_TASK DESCRIPTION_:
What follows is a set of entries. Repeat them exactly, but not their pictures.
-- START --
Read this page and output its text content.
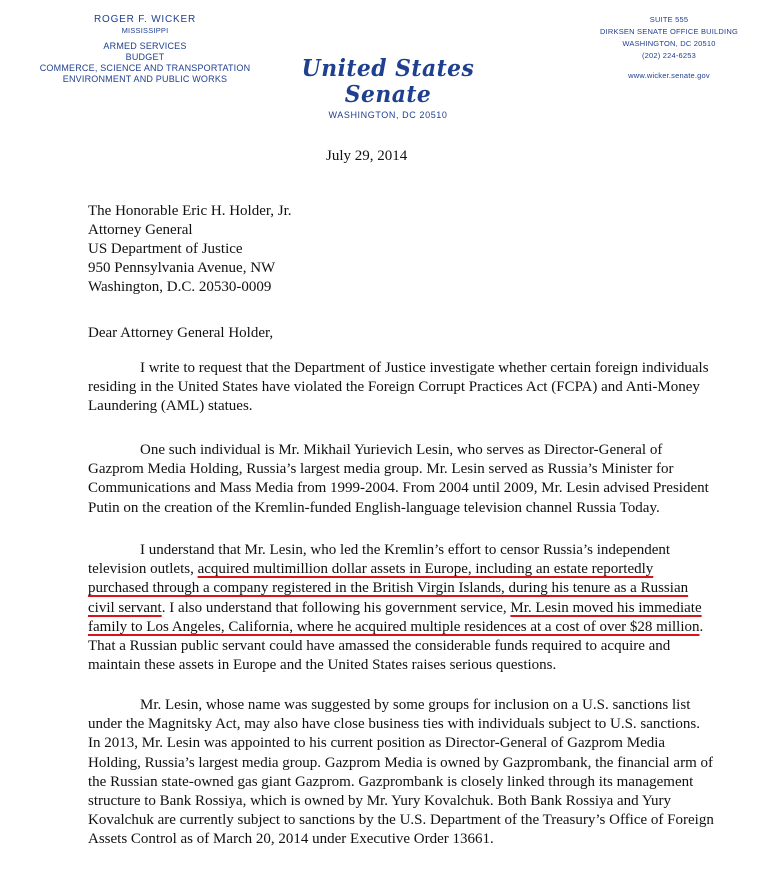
ROGER F. WICKER
MISSISSIPPI
ARMED SERVICES
BUDGET
COMMERCE, SCIENCE AND TRANSPORTATION
ENVIRONMENT AND PUBLIC WORKS	United States Senate
WASHINGTON, DC 20510
SUITE 555
DIRKSEN SENATE OFFICE BUILDING
WASHINGTON, DC 20510
(202) 224-6253
www.wicker.senate.gov
July 29, 2014
The Honorable Eric H. Holder, Jr.
Attorney General
US Department of Justice
950 Pennsylvania Avenue, NW
Washington, D.C. 20530-0009
Dear Attorney General Holder,

I write to request that the Department of Justice investigate whether certain foreign individuals residing in the United States have violated the Foreign Corrupt Practices Act (FCPA) and Anti-Money Laundering (AML) statues.

One such individual is Mr. Mikhail Yurievich Lesin, who serves as Director-General of Gazprom Media Holding, Russia’s largest media group. Mr. Lesin served as Russia’s Minister for Communications and Mass Media from 1999-2004. From 2004 until 2009, Mr. Lesin advised President Putin on the creation of the Kremlin-funded English-language television channel Russia Today.

I understand that Mr. Lesin, who led the Kremlin’s effort to censor Russia’s independent television outlets, acquired multimillion dollar assets in Europe, including an estate reportedly purchased through a company registered in the British Virgin Islands, during his tenure as a Russian civil servant. I also understand that following his government service, Mr. Lesin moved his immediate family to Los Angeles, California, where he acquired multiple residences at a cost of over $28 million. That a Russian public servant could have amassed the considerable funds required to acquire and maintain these assets in Europe and the United States raises serious questions.

Mr. Lesin, whose name was suggested by some groups for inclusion on a U.S. sanctions list under the Magnitsky Act, may also have close business ties with individuals subject to U.S. sanctions. In 2013, Mr. Lesin was appointed to his current position as Director-General of Gazprom Media Holding, Russia’s largest media group. Gazprom Media is owned by Gazprombank, the financial arm of the Russian state-owned gas giant Gazprom. Gazprombank is closely linked through its management structure to Bank Rossiya, which is owned by Mr. Yury Kovalchuk. Both Bank Rossiya and Yury Kovalchuk are currently subject to sanctions by the U.S. Department of the Treasury’s Office of Foreign Assets Control as of March 20, 2014 under Executive Order 13661.
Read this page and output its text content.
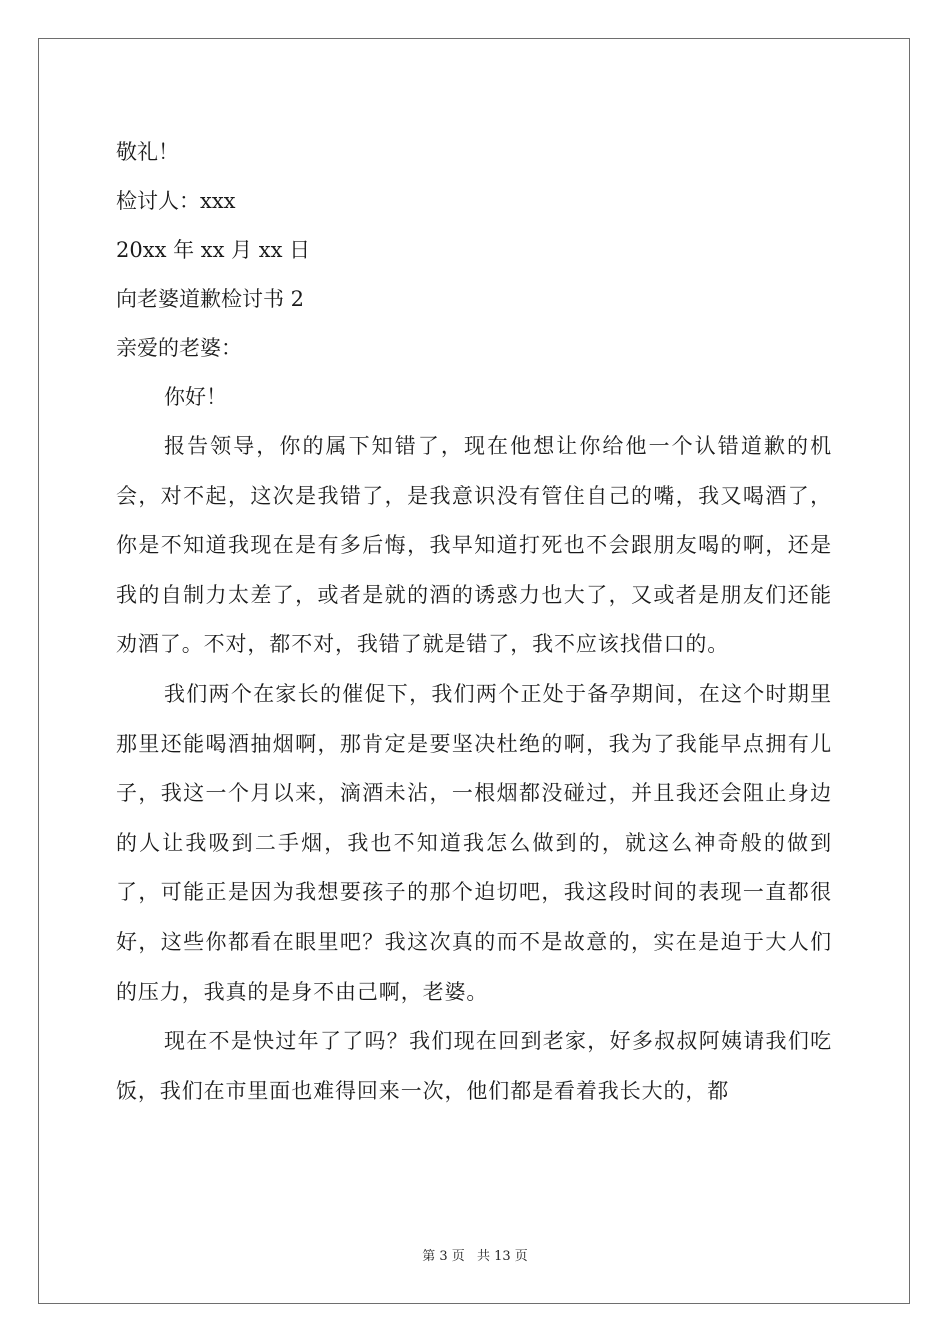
敬礼！

检讨人：xxx

20xx 年 xx 月 xx 日

向老婆道歉检讨书 2

亲爱的老婆：

你好！

报告领导，你的属下知错了，现在他想让你给他一个认错道歉的机会，对不起，这次是我错了，是我意识没有管住自己的嘴，我又喝酒了，你是不知道我现在是有多后悔，我早知道打死也不会跟朋友喝的啊，还是我的自制力太差了，或者是就的酒的诱惑力也大了，又或者是朋友们还能劝酒了。不对，都不对，我错了就是错了，我不应该找借口的。

我们两个在家长的催促下，我们两个正处于备孕期间，在这个时期里那里还能喝酒抽烟啊，那肯定是要坚决杜绝的啊，我为了我能早点拥有儿子，我这一个月以来，滴酒未沾，一根烟都没碰过，并且我还会阻止身边的人让我吸到二手烟，我也不知道我怎么做到的，就这么神奇般的做到了，可能正是因为我想要孩子的那个迫切吧，我这段时间的表现一直都很好，这些你都看在眼里吧？我这次真的而不是故意的，实在是迫于大人们的压力，我真的是身不由己啊，老婆。

现在不是快过年了了吗？我们现在回到老家，好多叔叔阿姨请我们吃饭，我们在市里面也难得回来一次，他们都是看着我长大的，都

第 3 页 共 13 页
-- END --
_SOLUTION BELOW_:
Read this page and output its text content.
ROGER F. WICKER
MISSISSIPPI
ARMED SERVICES
BUDGET
COMMERCE, SCIENCE AND TRANSPORTATION
ENVIRONMENT AND PUBLIC WORKS	United States Senate
WASHINGTON, DC 20510
SUITE 555
DIRKSEN SENATE OFFICE BUILDING
WASHINGTON, DC 20510
(202) 224-6253
www.wicker.senate.gov
July 29, 2014
The Honorable Eric H. Holder, Jr.
Attorney General
US Department of Justice
950 Pennsylvania Avenue, NW
Washington, D.C. 20530-0009
Dear Attorney General Holder,

I write to request that the Department of Justice investigate whether certain foreign individuals residing in the United States have violated the Foreign Corrupt Practices Act (FCPA) and Anti-Money Laundering (AML) statues.

One such individual is Mr. Mikhail Yurievich Lesin, who serves as Director-General of Gazprom Media Holding, Russia’s largest media group. Mr. Lesin served as Russia’s Minister for Communications and Mass Media from 1999-2004. From 2004 until 2009, Mr. Lesin advised President Putin on the creation of the Kremlin-funded English-language television channel Russia Today.

I understand that Mr. Lesin, who led the Kremlin’s effort to censor Russia’s independent television outlets, acquired multimillion dollar assets in Europe, including an estate reportedly purchased through a company registered in the British Virgin Islands, during his tenure as a Russian civil servant. I also understand that following his government service, Mr. Lesin moved his immediate family to Los Angeles, California, where he acquired multiple residences at a cost of over $28 million. That a Russian public servant could have amassed the considerable funds required to acquire and maintain these assets in Europe and the United States raises serious questions.

Mr. Lesin, whose name was suggested by some groups for inclusion on a U.S. sanctions list under the Magnitsky Act, may also have close business ties with individuals subject to U.S. sanctions. In 2013, Mr. Lesin was appointed to his current position as Director-General of Gazprom Media Holding, Russia’s largest media group. Gazprom Media is owned by Gazprombank, the financial arm of the Russian state-owned gas giant Gazprom. Gazprombank is closely linked through its management structure to Bank Rossiya, which is owned by Mr. Yury Kovalchuk. Both Bank Rossiya and Yury Kovalchuk are currently subject to sanctions by the U.S. Department of the Treasury’s Office of Foreign Assets Control as of March 20, 2014 under Executive Order 13661.
Read this page and output its text content.
敬礼！

检讨人：xxx

20xx 年 xx 月 xx 日

向老婆道歉检讨书 2

亲爱的老婆：

你好！

报告领导，你的属下知错了，现在他想让你给他一个认错道歉的机会，对不起，这次是我错了，是我意识没有管住自己的嘴，我又喝酒了，你是不知道我现在是有多后悔，我早知道打死也不会跟朋友喝的啊，还是我的自制力太差了，或者是就的酒的诱惑力也大了，又或者是朋友们还能劝酒了。不对，都不对，我错了就是错了，我不应该找借口的。

我们两个在家长的催促下，我们两个正处于备孕期间，在这个时期里那里还能喝酒抽烟啊，那肯定是要坚决杜绝的啊，我为了我能早点拥有儿子，我这一个月以来，滴酒未沾，一根烟都没碰过，并且我还会阻止身边的人让我吸到二手烟，我也不知道我怎么做到的，就这么神奇般的做到了，可能正是因为我想要孩子的那个迫切吧，我这段时间的表现一直都很好，这些你都看在眼里吧？我这次真的而不是故意的，实在是迫于大人们的压力，我真的是身不由己啊，老婆。

现在不是快过年了了吗？我们现在回到老家，好多叔叔阿姨请我们吃饭，我们在市里面也难得回来一次，他们都是看着我长大的，都

第 3 页 共 13 页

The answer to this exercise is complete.